#### DESCRIPTION OF THE TASK:
Locate every line in the records below that contains the word "following", and copy each one.

──────────────────────────────

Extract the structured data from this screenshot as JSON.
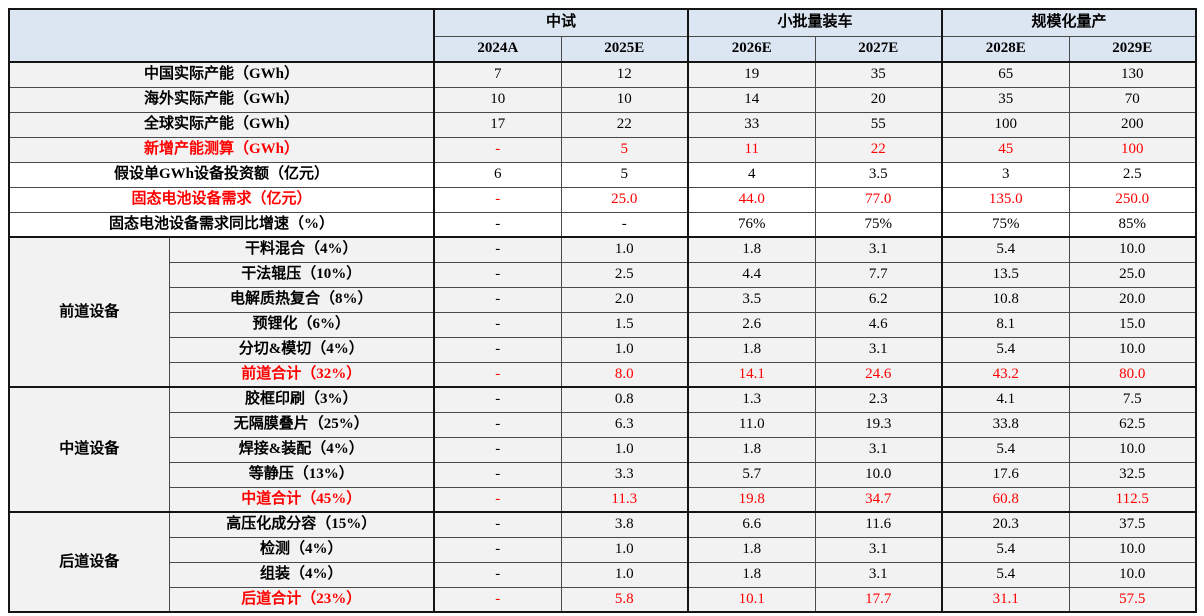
{
  "colors": {
    "header_fill": "#dce6f2",
    "band_fill": "#f2f2f2",
    "white_fill": "#ffffff",
    "red_text": "#ff0000",
    "border_dark": "#151515",
    "border_thin": "#4a4a4a"
  },
  "table": {
    "header": {
      "corner": "",
      "groups": [
        {
          "label": "中试",
          "years": [
            "2024A",
            "2025E"
          ]
        },
        {
          "label": "小批量装车",
          "years": [
            "2026E",
            "2027E"
          ]
        },
        {
          "label": "规模化量产",
          "years": [
            "2028E",
            "2029E"
          ]
        }
      ]
    },
    "top_rows": [
      {
        "label": "中国实际产能（GWh）",
        "values": [
          "7",
          "12",
          "19",
          "35",
          "65",
          "130"
        ],
        "red": false,
        "fill": "gray"
      },
      {
        "label": "海外实际产能（GWh）",
        "values": [
          "10",
          "10",
          "14",
          "20",
          "35",
          "70"
        ],
        "red": false,
        "fill": "gray"
      },
      {
        "label": "全球实际产能（GWh）",
        "values": [
          "17",
          "22",
          "33",
          "55",
          "100",
          "200"
        ],
        "red": false,
        "fill": "gray"
      },
      {
        "label": "新增产能测算（GWh）",
        "values": [
          "-",
          "5",
          "11",
          "22",
          "45",
          "100"
        ],
        "red": true,
        "fill": "gray"
      },
      {
        "label": "假设单GWh设备投资额（亿元）",
        "values": [
          "6",
          "5",
          "4",
          "3.5",
          "3",
          "2.5"
        ],
        "red": false,
        "fill": "white"
      },
      {
        "label": "固态电池设备需求（亿元）",
        "values": [
          "-",
          "25.0",
          "44.0",
          "77.0",
          "135.0",
          "250.0"
        ],
        "red": true,
        "fill": "white"
      },
      {
        "label": "固态电池设备需求同比增速（%）",
        "values": [
          "-",
          "-",
          "76%",
          "75%",
          "75%",
          "85%"
        ],
        "red": false,
        "fill": "white"
      }
    ],
    "sections": [
      {
        "group": "前道设备",
        "rows": [
          {
            "label": "干料混合（4%）",
            "values": [
              "-",
              "1.0",
              "1.8",
              "3.1",
              "5.4",
              "10.0"
            ],
            "red": false
          },
          {
            "label": "干法辊压（10%）",
            "values": [
              "-",
              "2.5",
              "4.4",
              "7.7",
              "13.5",
              "25.0"
            ],
            "red": false
          },
          {
            "label": "电解质热复合（8%）",
            "values": [
              "-",
              "2.0",
              "3.5",
              "6.2",
              "10.8",
              "20.0"
            ],
            "red": false
          },
          {
            "label": "预锂化（6%）",
            "values": [
              "-",
              "1.5",
              "2.6",
              "4.6",
              "8.1",
              "15.0"
            ],
            "red": false
          },
          {
            "label": "分切&模切（4%）",
            "values": [
              "-",
              "1.0",
              "1.8",
              "3.1",
              "5.4",
              "10.0"
            ],
            "red": false
          },
          {
            "label": "前道合计（32%）",
            "values": [
              "-",
              "8.0",
              "14.1",
              "24.6",
              "43.2",
              "80.0"
            ],
            "red": true
          }
        ]
      },
      {
        "group": "中道设备",
        "rows": [
          {
            "label": "胶框印刷（3%）",
            "values": [
              "-",
              "0.8",
              "1.3",
              "2.3",
              "4.1",
              "7.5"
            ],
            "red": false
          },
          {
            "label": "无隔膜叠片（25%）",
            "values": [
              "-",
              "6.3",
              "11.0",
              "19.3",
              "33.8",
              "62.5"
            ],
            "red": false
          },
          {
            "label": "焊接&装配（4%）",
            "values": [
              "-",
              "1.0",
              "1.8",
              "3.1",
              "5.4",
              "10.0"
            ],
            "red": false
          },
          {
            "label": "等静压（13%）",
            "values": [
              "-",
              "3.3",
              "5.7",
              "10.0",
              "17.6",
              "32.5"
            ],
            "red": false
          },
          {
            "label": "中道合计（45%）",
            "values": [
              "-",
              "11.3",
              "19.8",
              "34.7",
              "60.8",
              "112.5"
            ],
            "red": true
          }
        ]
      },
      {
        "group": "后道设备",
        "rows": [
          {
            "label": "高压化成分容（15%）",
            "values": [
              "-",
              "3.8",
              "6.6",
              "11.6",
              "20.3",
              "37.5"
            ],
            "red": false
          },
          {
            "label": "检测（4%）",
            "values": [
              "-",
              "1.0",
              "1.8",
              "3.1",
              "5.4",
              "10.0"
            ],
            "red": false
          },
          {
            "label": "组装（4%）",
            "values": [
              "-",
              "1.0",
              "1.8",
              "3.1",
              "5.4",
              "10.0"
            ],
            "red": false
          },
          {
            "label": "后道合计（23%）",
            "values": [
              "-",
              "5.8",
              "10.1",
              "17.7",
              "31.1",
              "57.5"
            ],
            "red": true
          }
        ]
      }
    ]
  }
}
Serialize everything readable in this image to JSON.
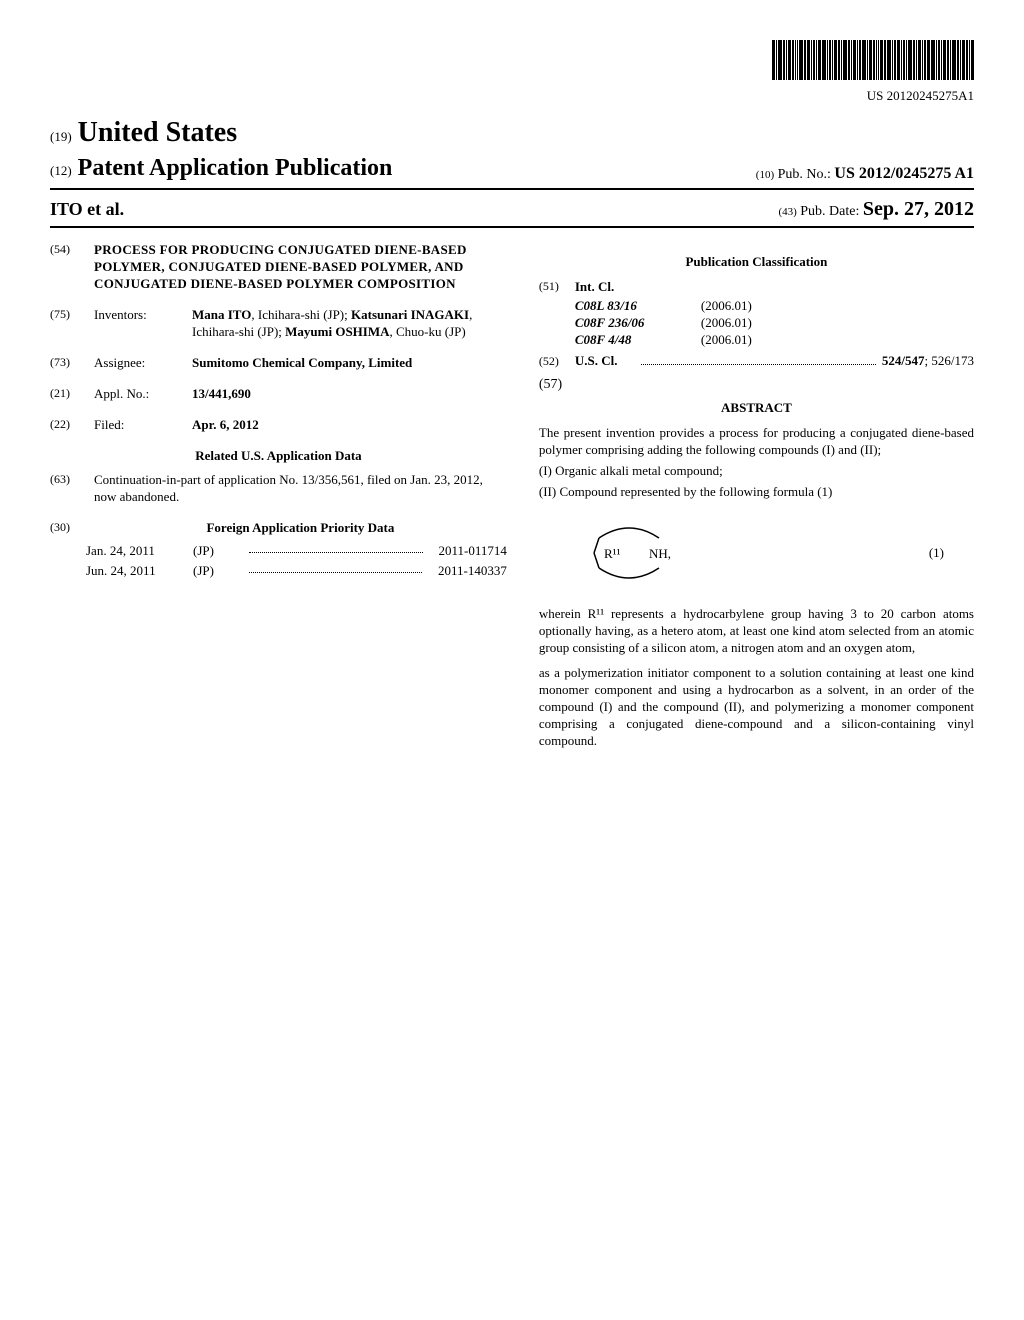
{
  "pub_id_short": "US 20120245275A1",
  "header": {
    "us_prefix": "(19)",
    "us_title": "United States",
    "pap_prefix": "(12)",
    "pap_title": "Patent Application Publication",
    "authors": "ITO et al.",
    "pub_no_prefix": "(10)",
    "pub_no_label": "Pub. No.:",
    "pub_no_value": "US 2012/0245275 A1",
    "pub_date_prefix": "(43)",
    "pub_date_label": "Pub. Date:",
    "pub_date_value": "Sep. 27, 2012"
  },
  "left": {
    "title_code": "(54)",
    "title_text": "PROCESS FOR PRODUCING CONJUGATED DIENE-BASED POLYMER, CONJUGATED DIENE-BASED POLYMER, AND CONJUGATED DIENE-BASED POLYMER COMPOSITION",
    "inventors_code": "(75)",
    "inventors_label": "Inventors:",
    "inventors_value": "Mana ITO, Ichihara-shi (JP); Katsunari INAGAKI, Ichihara-shi (JP); Mayumi OSHIMA, Chuo-ku (JP)",
    "assignee_code": "(73)",
    "assignee_label": "Assignee:",
    "assignee_value": "Sumitomo Chemical Company, Limited",
    "appl_code": "(21)",
    "appl_label": "Appl. No.:",
    "appl_value": "13/441,690",
    "filed_code": "(22)",
    "filed_label": "Filed:",
    "filed_value": "Apr. 6, 2012",
    "related_head": "Related U.S. Application Data",
    "continuation_code": "(63)",
    "continuation_text": "Continuation-in-part of application No. 13/356,561, filed on Jan. 23, 2012, now abandoned.",
    "fpr_code": "(30)",
    "fpr_head": "Foreign Application Priority Data",
    "priority": [
      {
        "date": "Jan. 24, 2011",
        "cc": "(JP)",
        "num": "2011-011714"
      },
      {
        "date": "Jun. 24, 2011",
        "cc": "(JP)",
        "num": "2011-140337"
      }
    ]
  },
  "right": {
    "pc_head": "Publication Classification",
    "intcl_code": "(51)",
    "intcl_label": "Int. Cl.",
    "intcl": [
      {
        "code": "C08L 83/16",
        "ver": "(2006.01)"
      },
      {
        "code": "C08F 236/06",
        "ver": "(2006.01)"
      },
      {
        "code": "C08F 4/48",
        "ver": "(2006.01)"
      }
    ],
    "uscl_code": "(52)",
    "uscl_label": "U.S. Cl.",
    "uscl_value": "524/547; 526/173",
    "abstract_code": "(57)",
    "abstract_head": "ABSTRACT",
    "abstract_p1": "The present invention provides a process for producing a conjugated diene-based polymer comprising adding the following compounds (I) and (II);",
    "abstract_p2": "(I) Organic alkali metal compound;",
    "abstract_p3": "(II) Compound represented by the following formula (1)",
    "formula_label_r": "R¹¹",
    "formula_label_nh": "NH,",
    "formula_num": "(1)",
    "where_p1": "wherein R¹¹ represents a hydrocarbylene group having 3 to 20 carbon atoms optionally having, as a hetero atom, at least one kind atom selected from an atomic group consisting of a silicon atom, a nitrogen atom and an oxygen atom,",
    "where_p2": "as a polymerization initiator component to a solution containing at least one kind monomer component and using a hydrocarbon as a solvent, in an order of the compound (I) and the compound (II), and polymerizing a monomer component comprising a conjugated diene-compound and a silicon-containing vinyl compound."
  },
  "style": {
    "barcode_widths": [
      3,
      1,
      4,
      2,
      1,
      3,
      2,
      1,
      1,
      4,
      2,
      3,
      1,
      2,
      1,
      3,
      4,
      1,
      2,
      1,
      3,
      2,
      1,
      4,
      2,
      1,
      3,
      1,
      2,
      4,
      1,
      3,
      2,
      1,
      1,
      3,
      2,
      4,
      1,
      2,
      3,
      1,
      2,
      1,
      4,
      2,
      1,
      3,
      1,
      2,
      3,
      4,
      1,
      2,
      1,
      3,
      2,
      1,
      4,
      2,
      1,
      3,
      2,
      1,
      3
    ],
    "colors": {
      "text": "#000000",
      "bg": "#ffffff"
    }
  }
}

──────────────────────────────

#### THE SOLUTION:
    "abstract_p1": "The present invention provides a process for producing a conjugated diene-based polymer comprising adding the following compounds (I) and (II);",
    "abstract_p3": "(II) Compound represented by the following formula (1)",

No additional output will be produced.